# Material provided

========================

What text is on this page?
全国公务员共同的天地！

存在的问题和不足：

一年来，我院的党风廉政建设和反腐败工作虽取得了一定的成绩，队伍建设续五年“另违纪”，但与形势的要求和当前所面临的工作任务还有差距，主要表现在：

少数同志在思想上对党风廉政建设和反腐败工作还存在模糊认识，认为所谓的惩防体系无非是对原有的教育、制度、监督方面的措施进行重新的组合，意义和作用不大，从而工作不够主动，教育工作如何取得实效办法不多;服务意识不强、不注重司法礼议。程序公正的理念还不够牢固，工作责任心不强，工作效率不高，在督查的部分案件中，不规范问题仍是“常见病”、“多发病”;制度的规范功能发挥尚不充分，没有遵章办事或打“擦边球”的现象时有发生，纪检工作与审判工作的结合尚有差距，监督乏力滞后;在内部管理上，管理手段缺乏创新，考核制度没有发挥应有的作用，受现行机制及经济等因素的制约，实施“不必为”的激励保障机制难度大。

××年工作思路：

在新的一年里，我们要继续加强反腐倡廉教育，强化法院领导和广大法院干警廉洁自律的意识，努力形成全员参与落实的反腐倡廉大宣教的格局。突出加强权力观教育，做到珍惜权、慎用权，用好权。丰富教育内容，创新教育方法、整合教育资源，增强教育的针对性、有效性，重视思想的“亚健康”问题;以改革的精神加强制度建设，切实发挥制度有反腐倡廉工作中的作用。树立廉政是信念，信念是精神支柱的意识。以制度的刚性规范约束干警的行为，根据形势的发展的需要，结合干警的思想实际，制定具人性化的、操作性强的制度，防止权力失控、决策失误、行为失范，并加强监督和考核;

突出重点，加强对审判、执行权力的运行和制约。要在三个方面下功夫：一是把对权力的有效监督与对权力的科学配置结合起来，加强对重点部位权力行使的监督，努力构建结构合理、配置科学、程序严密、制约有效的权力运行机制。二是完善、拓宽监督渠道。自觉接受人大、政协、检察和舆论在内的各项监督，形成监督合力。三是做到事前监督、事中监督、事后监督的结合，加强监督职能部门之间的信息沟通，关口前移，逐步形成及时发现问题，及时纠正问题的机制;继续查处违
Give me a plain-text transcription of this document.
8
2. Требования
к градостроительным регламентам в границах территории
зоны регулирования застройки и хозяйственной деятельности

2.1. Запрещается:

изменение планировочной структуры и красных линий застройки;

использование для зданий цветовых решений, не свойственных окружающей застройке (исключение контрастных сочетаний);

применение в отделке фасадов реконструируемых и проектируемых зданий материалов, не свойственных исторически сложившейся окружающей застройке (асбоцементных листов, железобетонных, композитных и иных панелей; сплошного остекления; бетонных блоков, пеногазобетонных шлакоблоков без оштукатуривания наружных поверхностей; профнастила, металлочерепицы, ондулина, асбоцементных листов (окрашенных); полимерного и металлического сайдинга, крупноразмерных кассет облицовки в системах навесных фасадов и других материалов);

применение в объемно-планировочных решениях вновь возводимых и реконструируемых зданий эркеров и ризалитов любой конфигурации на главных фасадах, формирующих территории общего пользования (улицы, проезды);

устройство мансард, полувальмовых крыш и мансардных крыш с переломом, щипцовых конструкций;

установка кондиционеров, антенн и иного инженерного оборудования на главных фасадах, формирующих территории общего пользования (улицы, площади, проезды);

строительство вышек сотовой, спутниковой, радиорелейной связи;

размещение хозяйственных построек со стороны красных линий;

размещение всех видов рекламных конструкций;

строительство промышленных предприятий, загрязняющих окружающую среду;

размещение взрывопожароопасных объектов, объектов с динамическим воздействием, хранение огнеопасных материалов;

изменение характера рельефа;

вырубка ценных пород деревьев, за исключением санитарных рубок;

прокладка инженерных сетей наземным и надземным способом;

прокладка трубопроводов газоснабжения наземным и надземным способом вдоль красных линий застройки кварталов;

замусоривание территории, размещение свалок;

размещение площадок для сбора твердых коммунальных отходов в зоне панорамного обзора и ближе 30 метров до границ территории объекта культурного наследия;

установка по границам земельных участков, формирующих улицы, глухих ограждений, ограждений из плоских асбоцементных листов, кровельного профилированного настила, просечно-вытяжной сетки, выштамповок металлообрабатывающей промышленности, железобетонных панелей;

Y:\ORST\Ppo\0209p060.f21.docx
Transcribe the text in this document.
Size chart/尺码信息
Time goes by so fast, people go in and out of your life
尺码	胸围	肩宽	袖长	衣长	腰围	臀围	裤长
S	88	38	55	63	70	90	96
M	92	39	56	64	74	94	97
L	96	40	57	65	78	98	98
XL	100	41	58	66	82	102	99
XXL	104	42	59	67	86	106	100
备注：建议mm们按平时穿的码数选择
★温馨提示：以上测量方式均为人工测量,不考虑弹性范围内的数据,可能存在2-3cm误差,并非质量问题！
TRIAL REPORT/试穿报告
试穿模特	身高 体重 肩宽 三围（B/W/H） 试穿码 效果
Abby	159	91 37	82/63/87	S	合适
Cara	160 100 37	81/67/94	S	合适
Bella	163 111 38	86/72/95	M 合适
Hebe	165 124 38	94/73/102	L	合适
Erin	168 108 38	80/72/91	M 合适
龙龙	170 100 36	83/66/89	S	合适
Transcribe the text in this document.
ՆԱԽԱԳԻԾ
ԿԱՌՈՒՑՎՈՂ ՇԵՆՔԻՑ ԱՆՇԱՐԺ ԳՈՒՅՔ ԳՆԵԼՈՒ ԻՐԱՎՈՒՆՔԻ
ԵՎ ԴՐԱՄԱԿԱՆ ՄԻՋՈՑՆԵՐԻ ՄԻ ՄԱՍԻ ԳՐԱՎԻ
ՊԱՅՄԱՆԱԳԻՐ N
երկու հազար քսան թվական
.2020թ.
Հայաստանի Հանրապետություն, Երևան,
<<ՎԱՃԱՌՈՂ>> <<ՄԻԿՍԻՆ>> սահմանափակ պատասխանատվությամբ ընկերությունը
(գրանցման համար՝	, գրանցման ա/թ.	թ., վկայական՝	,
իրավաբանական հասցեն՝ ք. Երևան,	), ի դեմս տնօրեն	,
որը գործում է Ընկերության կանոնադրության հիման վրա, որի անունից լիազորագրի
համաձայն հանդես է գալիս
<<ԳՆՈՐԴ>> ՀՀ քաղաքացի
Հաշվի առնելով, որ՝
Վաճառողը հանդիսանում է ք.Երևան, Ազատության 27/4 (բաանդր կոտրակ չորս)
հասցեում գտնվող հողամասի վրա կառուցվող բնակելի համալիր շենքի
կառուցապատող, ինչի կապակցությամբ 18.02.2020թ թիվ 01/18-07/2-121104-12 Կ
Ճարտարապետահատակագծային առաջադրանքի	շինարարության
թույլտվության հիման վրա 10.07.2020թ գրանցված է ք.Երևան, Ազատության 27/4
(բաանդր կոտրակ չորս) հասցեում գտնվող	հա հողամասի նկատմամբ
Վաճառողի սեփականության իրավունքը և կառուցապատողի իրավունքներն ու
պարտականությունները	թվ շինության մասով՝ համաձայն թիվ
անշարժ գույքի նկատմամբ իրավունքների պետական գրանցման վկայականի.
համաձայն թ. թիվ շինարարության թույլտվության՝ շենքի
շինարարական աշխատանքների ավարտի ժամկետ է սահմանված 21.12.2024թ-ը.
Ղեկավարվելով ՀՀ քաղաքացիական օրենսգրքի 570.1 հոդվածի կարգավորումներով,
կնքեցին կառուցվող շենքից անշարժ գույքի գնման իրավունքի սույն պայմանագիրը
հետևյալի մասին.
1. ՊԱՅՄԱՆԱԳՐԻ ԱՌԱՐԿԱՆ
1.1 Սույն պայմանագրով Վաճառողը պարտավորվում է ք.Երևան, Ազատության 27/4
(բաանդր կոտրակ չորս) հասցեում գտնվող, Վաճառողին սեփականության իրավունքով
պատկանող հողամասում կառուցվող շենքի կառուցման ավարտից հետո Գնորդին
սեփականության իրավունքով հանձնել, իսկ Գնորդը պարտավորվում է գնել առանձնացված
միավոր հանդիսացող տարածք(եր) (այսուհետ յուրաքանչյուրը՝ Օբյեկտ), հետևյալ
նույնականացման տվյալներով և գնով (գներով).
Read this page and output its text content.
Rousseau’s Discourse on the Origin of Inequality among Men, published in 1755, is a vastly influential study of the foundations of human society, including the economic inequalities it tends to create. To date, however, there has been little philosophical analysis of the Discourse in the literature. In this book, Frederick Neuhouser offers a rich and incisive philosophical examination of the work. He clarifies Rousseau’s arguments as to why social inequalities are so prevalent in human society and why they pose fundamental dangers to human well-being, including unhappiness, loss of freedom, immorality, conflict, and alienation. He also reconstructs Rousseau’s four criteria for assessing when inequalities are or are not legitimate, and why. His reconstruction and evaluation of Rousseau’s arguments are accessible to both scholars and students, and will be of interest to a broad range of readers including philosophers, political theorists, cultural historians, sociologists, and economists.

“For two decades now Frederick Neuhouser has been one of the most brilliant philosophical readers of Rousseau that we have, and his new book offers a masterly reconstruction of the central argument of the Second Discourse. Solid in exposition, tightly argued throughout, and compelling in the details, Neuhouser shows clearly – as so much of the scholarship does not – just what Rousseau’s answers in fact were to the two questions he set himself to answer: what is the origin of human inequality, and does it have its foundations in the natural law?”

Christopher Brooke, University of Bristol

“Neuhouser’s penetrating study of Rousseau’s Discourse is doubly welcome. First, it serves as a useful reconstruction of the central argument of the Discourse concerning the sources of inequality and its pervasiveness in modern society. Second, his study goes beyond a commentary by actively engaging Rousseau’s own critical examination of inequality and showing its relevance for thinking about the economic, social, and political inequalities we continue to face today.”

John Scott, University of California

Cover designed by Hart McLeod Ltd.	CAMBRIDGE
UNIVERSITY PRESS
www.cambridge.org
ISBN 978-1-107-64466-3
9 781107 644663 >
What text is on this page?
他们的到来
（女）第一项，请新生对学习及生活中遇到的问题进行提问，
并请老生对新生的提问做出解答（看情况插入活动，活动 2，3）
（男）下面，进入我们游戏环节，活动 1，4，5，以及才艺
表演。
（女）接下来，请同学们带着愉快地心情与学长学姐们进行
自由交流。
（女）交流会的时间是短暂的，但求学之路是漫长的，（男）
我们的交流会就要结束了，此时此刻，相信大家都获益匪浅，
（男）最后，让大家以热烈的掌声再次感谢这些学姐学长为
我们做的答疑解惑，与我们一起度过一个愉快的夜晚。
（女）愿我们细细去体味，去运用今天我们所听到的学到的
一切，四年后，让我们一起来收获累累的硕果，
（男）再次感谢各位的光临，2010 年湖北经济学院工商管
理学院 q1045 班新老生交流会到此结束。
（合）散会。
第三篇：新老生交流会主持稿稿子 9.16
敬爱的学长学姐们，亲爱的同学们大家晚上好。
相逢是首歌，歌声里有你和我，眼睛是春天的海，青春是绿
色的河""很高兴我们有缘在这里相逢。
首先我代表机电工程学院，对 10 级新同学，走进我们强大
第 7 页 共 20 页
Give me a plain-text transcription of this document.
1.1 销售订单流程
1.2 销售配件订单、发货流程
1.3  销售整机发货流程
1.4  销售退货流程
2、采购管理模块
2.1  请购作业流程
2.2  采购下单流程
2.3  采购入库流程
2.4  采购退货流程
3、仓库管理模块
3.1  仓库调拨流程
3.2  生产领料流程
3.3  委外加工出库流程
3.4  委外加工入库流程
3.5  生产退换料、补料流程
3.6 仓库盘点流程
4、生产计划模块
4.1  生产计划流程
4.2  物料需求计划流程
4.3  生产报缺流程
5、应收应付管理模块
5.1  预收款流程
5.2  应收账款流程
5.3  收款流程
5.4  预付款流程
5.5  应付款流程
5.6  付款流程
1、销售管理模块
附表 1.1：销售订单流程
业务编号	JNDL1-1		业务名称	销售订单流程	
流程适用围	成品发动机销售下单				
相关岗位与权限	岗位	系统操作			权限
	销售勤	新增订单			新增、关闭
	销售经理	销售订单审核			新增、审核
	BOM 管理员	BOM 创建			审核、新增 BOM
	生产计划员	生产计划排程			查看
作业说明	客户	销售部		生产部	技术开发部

========================

Locate all lines holding the word "применение", then copy them out.

применение в отделке фасадов реконструируемых и проектируемых зданий материалов, не свойственных исторически сложившейся окружающей застройке (асбоцементных листов, железобетонных, композитных и иных панелей; сплошного остекления; бетонных блоков, пеногазобетонных шлакоблоков без оштукатуривания наружных поверхностей; профнастила, металлочерепицы, ондулина, асбоцементных листов (окрашенных); полимерного и металлического сайдинга, крупноразмерных кассет облицовки в системах навесных фасадов и других материалов);
применение в объемно-планировочных решениях вновь возводимых и реконструируемых зданий эркеров и ризалитов любой конфигурации на главных фасадах, формирующих территории общего пользования (улицы, проезды);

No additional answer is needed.